◆ TO DO ◆
Would you write out the listing verbatim and skip every picture in it?

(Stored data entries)
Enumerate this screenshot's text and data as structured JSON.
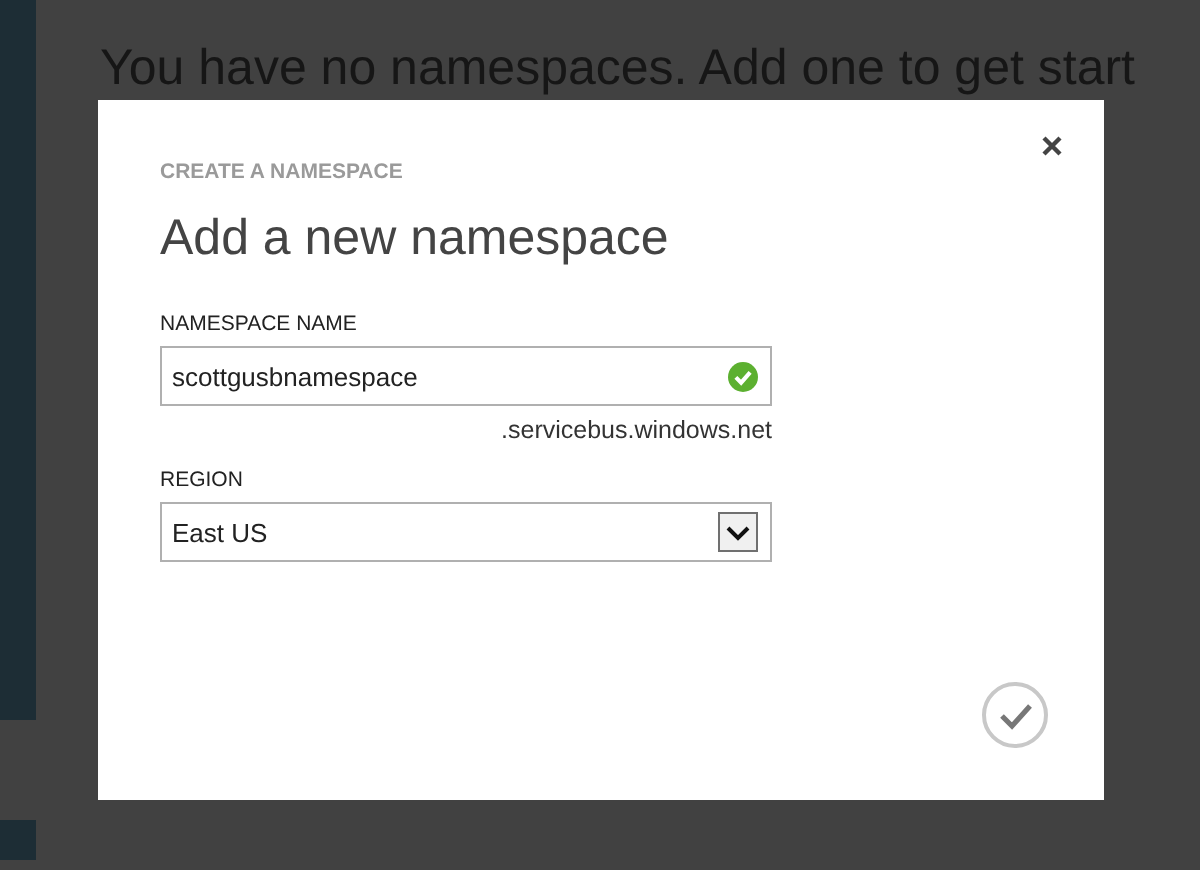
{
  "background": {
    "message": "You have no namespaces. Add one to get start"
  },
  "dialog": {
    "subtitle": "CREATE A NAMESPACE",
    "title": "Add a new namespace",
    "fields": [
      {
        "kind": "text",
        "label": "NAMESPACE NAME",
        "value": "scottgusbnamespace",
        "valid": true,
        "suffix": ".servicebus.windows.net"
      },
      {
        "kind": "select",
        "label": "REGION",
        "value": "East US"
      }
    ]
  }
}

◆ RESULT OF THE EXERCISE ◆
Enumerate this screenshot's text and data as structured JSON.
{
  "background": {
    "message": "You have no namespaces. Add one to get start"
  },
  "dialog": {
    "subtitle": "CREATE A NAMESPACE",
    "title": "Add a new namespace",
    "fields": [
      {
        "kind": "text",
        "label": "NAMESPACE NAME",
        "value": "scottgusbnamespace",
        "valid": true,
        "suffix": ".servicebus.windows.net"
      },
      {
        "kind": "select",
        "label": "REGION",
        "value": "East US"
      }
    ]
  }
}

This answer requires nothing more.